# What this task involves:
Write out each line exactly as it stands, please.

# Data to process:
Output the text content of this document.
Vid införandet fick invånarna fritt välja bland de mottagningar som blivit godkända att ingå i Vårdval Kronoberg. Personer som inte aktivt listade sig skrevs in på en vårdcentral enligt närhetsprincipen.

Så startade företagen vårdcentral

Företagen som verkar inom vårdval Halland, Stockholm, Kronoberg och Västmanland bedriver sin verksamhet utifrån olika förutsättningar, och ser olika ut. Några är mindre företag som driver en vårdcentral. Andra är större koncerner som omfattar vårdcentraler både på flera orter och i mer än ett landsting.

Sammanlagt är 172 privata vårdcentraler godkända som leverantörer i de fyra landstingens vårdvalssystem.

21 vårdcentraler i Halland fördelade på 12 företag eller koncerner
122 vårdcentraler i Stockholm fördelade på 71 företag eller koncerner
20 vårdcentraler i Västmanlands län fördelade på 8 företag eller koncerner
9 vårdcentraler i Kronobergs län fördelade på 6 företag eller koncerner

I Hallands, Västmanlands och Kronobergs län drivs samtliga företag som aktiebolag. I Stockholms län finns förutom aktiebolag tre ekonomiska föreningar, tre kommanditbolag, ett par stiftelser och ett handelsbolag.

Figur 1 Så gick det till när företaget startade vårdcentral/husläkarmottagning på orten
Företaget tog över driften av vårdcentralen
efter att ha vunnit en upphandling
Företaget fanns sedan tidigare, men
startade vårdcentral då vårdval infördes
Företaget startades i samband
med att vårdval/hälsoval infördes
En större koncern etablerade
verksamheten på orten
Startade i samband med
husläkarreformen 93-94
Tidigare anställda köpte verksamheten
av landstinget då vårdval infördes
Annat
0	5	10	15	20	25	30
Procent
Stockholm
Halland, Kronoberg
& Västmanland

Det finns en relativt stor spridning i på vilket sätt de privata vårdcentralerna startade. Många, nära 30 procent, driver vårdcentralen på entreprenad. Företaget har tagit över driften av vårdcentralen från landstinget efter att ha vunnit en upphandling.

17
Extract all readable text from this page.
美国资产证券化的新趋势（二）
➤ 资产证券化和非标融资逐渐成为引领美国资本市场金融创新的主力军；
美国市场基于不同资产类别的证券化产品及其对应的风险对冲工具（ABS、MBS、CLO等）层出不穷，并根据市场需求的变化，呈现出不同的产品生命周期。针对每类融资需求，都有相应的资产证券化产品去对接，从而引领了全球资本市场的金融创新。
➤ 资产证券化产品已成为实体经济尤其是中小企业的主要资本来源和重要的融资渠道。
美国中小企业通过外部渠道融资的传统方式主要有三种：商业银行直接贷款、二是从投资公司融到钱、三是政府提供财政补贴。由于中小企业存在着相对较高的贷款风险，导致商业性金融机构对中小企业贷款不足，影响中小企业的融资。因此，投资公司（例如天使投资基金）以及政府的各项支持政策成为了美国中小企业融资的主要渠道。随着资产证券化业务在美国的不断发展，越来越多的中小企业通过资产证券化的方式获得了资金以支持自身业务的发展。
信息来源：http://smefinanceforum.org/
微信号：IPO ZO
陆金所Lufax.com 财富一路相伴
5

# Exercise result:
Output the text content of this document.
Vid införandet fick invånarna fritt välja bland de mottagningar som blivit godkända att ingå i Vårdval Kronoberg. Personer som inte aktivt listade sig skrevs in på en vårdcentral enligt närhetsprincipen.

Så startade företagen vårdcentral

Företagen som verkar inom vårdval Halland, Stockholm, Kronoberg och Västmanland bedriver sin verksamhet utifrån olika förutsättningar, och ser olika ut. Några är mindre företag som driver en vårdcentral. Andra är större koncerner som omfattar vårdcentraler både på flera orter och i mer än ett landsting.

Sammanlagt är 172 privata vårdcentraler godkända som leverantörer i de fyra landstingens vårdvalssystem.

21 vårdcentraler i Halland fördelade på 12 företag eller koncerner
122 vårdcentraler i Stockholm fördelade på 71 företag eller koncerner
20 vårdcentraler i Västmanlands län fördelade på 8 företag eller koncerner
9 vårdcentraler i Kronobergs län fördelade på 6 företag eller koncerner

I Hallands, Västmanlands och Kronobergs län drivs samtliga företag som aktiebolag. I Stockholms län finns förutom aktiebolag tre ekonomiska föreningar, tre kommanditbolag, ett par stiftelser och ett handelsbolag.

Figur 1 Så gick det till när företaget startade vårdcentral/husläkarmottagning på orten
Företaget tog över driften av vårdcentralen
efter att ha vunnit en upphandling
Företaget fanns sedan tidigare, men
startade vårdcentral då vårdval infördes
Företaget startades i samband
med att vårdval/hälsoval infördes
En större koncern etablerade
verksamheten på orten
Startade i samband med
husläkarreformen 93-94
Tidigare anställda köpte verksamheten
av landstinget då vårdval infördes
Annat
0	5	10	15	20	25	30
Procent
Stockholm
Halland, Kronoberg
& Västmanland

Det finns en relativt stor spridning i på vilket sätt de privata vårdcentralerna startade. Många, nära 30 procent, driver vårdcentralen på entreprenad. Företaget har tagit över driften av vårdcentralen från landstinget efter att ha vunnit en upphandling.

17
Extract all readable text from this page.
美国资产证券化的新趋势（二）
➤ 资产证券化和非标融资逐渐成为引领美国资本市场金融创新的主力军；
美国市场基于不同资产类别的证券化产品及其对应的风险对冲工具（ABS、MBS、CLO等）层出不穷，并根据市场需求的变化，呈现出不同的产品生命周期。针对每类融资需求，都有相应的资产证券化产品去对接，从而引领了全球资本市场的金融创新。
➤ 资产证券化产品已成为实体经济尤其是中小企业的主要资本来源和重要的融资渠道。
美国中小企业通过外部渠道融资的传统方式主要有三种：商业银行直接贷款、二是从投资公司融到钱、三是政府提供财政补贴。由于中小企业存在着相对较高的贷款风险，导致商业性金融机构对中小企业贷款不足，影响中小企业的融资。因此，投资公司（例如天使投资基金）以及政府的各项支持政策成为了美国中小企业融资的主要渠道。随着资产证券化业务在美国的不断发展，越来越多的中小企业通过资产证券化的方式获得了资金以支持自身业务的发展。
信息来源：http://smefinanceforum.org/
微信号：IPO ZO
陆金所Lufax.com 财富一路相伴
5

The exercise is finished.